• _Written task_: Report every line below that contains the string "电源适配器", and treat case as significant.

Some records:
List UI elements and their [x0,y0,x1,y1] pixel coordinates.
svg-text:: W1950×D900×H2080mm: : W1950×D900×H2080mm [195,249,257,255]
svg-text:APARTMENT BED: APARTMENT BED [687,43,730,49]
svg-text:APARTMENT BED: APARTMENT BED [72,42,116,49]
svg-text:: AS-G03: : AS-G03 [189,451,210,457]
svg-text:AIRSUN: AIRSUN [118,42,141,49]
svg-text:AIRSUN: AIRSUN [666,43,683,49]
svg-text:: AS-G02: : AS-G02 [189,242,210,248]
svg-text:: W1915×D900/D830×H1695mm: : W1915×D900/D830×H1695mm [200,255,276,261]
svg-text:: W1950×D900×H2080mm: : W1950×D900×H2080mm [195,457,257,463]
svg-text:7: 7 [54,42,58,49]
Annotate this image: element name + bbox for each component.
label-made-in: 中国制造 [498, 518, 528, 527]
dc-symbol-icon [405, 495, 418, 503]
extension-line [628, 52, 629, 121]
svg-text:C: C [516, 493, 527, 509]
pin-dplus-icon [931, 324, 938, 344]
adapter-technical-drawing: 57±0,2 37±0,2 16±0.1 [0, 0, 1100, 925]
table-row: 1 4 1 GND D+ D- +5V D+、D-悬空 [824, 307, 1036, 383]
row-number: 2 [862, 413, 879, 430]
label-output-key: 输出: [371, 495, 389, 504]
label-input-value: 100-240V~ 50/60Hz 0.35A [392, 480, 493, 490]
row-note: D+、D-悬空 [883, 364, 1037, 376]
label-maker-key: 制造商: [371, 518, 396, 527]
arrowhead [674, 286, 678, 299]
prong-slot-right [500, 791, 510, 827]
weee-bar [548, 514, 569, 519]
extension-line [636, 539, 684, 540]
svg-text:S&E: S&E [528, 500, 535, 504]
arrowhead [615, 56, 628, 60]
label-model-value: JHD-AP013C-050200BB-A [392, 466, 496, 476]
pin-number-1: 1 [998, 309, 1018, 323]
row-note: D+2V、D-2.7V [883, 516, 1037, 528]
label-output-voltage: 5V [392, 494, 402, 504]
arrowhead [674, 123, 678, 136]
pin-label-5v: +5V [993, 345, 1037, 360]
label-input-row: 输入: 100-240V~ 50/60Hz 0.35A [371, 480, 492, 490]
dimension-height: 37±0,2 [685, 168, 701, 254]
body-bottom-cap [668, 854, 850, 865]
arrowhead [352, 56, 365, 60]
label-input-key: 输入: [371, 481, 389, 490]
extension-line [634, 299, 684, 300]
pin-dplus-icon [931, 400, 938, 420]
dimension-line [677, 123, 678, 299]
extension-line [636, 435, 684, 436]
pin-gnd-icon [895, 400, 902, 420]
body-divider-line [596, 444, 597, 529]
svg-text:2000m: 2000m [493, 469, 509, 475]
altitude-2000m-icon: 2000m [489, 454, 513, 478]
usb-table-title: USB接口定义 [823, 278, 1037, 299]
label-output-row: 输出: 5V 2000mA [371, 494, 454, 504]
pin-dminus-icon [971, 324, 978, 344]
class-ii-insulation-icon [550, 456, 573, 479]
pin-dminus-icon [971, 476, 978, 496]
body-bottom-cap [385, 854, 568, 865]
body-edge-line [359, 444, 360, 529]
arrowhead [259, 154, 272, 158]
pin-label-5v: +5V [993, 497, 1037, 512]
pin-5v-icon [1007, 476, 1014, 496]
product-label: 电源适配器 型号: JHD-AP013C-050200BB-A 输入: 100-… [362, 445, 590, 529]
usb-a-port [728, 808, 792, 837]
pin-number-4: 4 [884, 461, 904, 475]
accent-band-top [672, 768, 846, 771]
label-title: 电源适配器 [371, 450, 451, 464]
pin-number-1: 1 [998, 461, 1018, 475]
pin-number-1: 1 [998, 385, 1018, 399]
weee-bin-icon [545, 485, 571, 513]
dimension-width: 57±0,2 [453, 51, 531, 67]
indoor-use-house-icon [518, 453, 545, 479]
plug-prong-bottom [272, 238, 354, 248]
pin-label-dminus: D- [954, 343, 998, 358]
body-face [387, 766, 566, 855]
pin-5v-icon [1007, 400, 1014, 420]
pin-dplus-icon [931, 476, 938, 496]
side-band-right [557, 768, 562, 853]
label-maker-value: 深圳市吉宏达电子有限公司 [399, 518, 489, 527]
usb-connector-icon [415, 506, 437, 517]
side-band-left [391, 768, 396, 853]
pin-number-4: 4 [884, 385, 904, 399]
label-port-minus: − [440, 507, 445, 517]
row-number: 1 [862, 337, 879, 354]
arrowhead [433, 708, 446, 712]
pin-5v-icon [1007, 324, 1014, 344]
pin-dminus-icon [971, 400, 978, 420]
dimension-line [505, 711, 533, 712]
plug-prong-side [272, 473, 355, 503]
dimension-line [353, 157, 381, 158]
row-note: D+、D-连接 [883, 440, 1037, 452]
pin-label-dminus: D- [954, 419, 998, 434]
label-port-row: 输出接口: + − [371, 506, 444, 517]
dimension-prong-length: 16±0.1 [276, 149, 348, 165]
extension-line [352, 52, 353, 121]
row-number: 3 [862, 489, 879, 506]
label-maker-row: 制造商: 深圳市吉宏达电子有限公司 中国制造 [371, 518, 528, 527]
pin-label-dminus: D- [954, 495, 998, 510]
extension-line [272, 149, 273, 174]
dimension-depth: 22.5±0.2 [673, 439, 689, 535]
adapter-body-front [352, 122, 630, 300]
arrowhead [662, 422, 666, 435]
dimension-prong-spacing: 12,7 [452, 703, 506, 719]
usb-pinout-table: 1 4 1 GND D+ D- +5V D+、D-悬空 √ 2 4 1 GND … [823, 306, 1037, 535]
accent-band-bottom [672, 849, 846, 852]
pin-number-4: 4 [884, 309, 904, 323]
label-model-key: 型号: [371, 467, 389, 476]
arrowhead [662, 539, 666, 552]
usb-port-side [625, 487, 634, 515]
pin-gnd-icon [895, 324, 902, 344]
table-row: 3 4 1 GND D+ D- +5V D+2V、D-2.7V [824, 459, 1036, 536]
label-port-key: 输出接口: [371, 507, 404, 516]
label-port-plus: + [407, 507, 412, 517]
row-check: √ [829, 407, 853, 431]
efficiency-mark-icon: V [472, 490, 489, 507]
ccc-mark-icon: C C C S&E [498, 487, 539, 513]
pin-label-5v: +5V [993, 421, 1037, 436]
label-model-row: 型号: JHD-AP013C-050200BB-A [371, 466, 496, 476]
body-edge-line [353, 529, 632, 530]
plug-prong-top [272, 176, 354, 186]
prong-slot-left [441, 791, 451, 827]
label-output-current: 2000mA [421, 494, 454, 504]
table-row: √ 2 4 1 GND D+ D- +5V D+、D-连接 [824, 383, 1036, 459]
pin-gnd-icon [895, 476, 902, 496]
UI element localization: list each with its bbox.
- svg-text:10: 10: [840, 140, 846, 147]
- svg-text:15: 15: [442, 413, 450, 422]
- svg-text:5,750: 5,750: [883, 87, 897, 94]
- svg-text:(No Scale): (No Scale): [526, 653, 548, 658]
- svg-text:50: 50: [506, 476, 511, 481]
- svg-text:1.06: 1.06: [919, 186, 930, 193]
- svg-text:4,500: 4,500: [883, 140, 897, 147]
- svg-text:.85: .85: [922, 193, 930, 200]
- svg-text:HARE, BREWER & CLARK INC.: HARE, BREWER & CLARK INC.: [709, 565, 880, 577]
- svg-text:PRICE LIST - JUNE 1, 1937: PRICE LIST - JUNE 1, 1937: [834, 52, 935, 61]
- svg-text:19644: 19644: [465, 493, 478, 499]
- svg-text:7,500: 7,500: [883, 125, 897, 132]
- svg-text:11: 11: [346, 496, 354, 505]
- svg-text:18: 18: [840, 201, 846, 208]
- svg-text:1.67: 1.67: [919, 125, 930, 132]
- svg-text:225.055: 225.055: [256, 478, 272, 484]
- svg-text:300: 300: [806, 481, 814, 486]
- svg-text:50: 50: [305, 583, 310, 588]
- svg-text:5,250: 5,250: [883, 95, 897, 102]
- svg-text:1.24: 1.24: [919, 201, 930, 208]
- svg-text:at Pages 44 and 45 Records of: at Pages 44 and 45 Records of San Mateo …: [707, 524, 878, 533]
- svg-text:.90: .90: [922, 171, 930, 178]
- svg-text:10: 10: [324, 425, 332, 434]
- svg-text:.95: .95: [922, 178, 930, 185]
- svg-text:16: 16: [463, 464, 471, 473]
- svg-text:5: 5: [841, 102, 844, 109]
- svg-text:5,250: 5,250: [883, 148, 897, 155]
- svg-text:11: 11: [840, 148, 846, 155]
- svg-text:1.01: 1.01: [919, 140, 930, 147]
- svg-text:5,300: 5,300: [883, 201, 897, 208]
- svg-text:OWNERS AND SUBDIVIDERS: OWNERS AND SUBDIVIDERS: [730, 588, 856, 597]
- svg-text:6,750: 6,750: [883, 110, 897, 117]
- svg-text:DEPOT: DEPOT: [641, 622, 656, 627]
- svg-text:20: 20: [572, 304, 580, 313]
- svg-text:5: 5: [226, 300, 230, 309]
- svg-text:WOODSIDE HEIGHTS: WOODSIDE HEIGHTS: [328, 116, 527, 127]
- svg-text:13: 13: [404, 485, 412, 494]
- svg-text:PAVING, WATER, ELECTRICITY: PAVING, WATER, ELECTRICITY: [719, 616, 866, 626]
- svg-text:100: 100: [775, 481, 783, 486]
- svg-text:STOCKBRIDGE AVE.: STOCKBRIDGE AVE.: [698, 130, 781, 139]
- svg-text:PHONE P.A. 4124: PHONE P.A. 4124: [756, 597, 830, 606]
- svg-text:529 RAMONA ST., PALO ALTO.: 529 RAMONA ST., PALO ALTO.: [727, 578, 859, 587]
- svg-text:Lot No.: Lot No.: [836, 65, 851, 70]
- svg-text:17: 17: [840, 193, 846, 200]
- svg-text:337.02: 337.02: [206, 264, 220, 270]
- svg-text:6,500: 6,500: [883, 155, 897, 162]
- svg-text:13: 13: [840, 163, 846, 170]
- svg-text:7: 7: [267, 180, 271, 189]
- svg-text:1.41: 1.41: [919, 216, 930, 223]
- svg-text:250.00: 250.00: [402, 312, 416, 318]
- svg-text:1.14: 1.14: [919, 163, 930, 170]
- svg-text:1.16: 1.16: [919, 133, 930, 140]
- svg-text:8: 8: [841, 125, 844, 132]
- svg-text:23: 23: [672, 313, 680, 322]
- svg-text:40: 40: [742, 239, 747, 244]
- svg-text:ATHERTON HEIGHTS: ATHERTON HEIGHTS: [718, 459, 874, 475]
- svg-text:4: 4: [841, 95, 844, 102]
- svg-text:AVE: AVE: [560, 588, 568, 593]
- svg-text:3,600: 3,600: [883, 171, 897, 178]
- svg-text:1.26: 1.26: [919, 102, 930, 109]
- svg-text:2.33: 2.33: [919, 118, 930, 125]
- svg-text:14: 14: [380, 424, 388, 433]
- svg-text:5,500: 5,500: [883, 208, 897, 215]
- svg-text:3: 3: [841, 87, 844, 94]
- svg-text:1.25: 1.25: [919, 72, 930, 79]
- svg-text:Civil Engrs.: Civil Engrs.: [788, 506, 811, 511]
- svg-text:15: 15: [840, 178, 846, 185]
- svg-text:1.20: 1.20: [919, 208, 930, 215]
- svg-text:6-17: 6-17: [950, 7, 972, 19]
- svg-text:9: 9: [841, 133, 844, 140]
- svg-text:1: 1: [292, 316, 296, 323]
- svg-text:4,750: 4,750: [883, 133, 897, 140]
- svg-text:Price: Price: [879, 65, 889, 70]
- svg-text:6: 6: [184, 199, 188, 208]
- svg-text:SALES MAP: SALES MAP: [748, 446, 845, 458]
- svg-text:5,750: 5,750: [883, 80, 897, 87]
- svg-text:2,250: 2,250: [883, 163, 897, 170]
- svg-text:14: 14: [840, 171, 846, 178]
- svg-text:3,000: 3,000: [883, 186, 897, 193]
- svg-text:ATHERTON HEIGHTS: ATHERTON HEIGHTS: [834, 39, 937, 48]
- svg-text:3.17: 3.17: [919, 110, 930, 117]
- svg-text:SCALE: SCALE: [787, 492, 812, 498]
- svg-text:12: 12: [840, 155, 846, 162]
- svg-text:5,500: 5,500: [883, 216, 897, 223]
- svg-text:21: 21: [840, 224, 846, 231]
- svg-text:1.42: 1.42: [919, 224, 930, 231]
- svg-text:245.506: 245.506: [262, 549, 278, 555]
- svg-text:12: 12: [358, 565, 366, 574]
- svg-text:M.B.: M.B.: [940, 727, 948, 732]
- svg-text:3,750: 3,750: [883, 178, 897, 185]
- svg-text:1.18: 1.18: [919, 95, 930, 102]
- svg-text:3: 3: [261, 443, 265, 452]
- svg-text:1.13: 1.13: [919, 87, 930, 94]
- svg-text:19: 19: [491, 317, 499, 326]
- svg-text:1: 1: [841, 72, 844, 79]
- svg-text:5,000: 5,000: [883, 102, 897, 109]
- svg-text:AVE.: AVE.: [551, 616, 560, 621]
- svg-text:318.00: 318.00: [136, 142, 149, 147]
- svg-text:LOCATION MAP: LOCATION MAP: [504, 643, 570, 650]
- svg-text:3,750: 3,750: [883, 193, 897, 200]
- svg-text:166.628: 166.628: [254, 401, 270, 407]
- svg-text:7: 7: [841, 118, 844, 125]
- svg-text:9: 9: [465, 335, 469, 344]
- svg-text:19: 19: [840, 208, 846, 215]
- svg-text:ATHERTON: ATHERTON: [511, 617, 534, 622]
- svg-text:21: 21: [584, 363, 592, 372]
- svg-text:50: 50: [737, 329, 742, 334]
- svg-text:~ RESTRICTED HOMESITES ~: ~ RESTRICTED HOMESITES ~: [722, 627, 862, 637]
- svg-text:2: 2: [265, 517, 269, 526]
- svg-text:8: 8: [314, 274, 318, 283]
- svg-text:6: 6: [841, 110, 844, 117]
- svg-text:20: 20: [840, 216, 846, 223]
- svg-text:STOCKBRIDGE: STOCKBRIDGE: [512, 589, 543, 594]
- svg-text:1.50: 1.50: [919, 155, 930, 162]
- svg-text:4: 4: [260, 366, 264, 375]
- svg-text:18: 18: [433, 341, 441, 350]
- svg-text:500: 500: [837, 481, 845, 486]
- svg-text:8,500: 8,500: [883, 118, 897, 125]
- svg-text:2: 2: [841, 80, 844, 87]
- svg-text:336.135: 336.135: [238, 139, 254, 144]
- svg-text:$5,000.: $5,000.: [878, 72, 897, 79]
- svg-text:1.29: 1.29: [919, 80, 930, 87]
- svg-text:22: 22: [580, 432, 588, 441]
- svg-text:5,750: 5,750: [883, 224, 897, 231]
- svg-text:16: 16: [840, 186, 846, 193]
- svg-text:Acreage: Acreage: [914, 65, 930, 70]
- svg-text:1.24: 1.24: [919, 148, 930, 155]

• _Output of the exercise_:
product-label: 电源适配器 型号: JHD-AP013C-050200BB-A 输入: 100-… [362, 445, 590, 529]
label-title: 电源适配器 [371, 450, 451, 464]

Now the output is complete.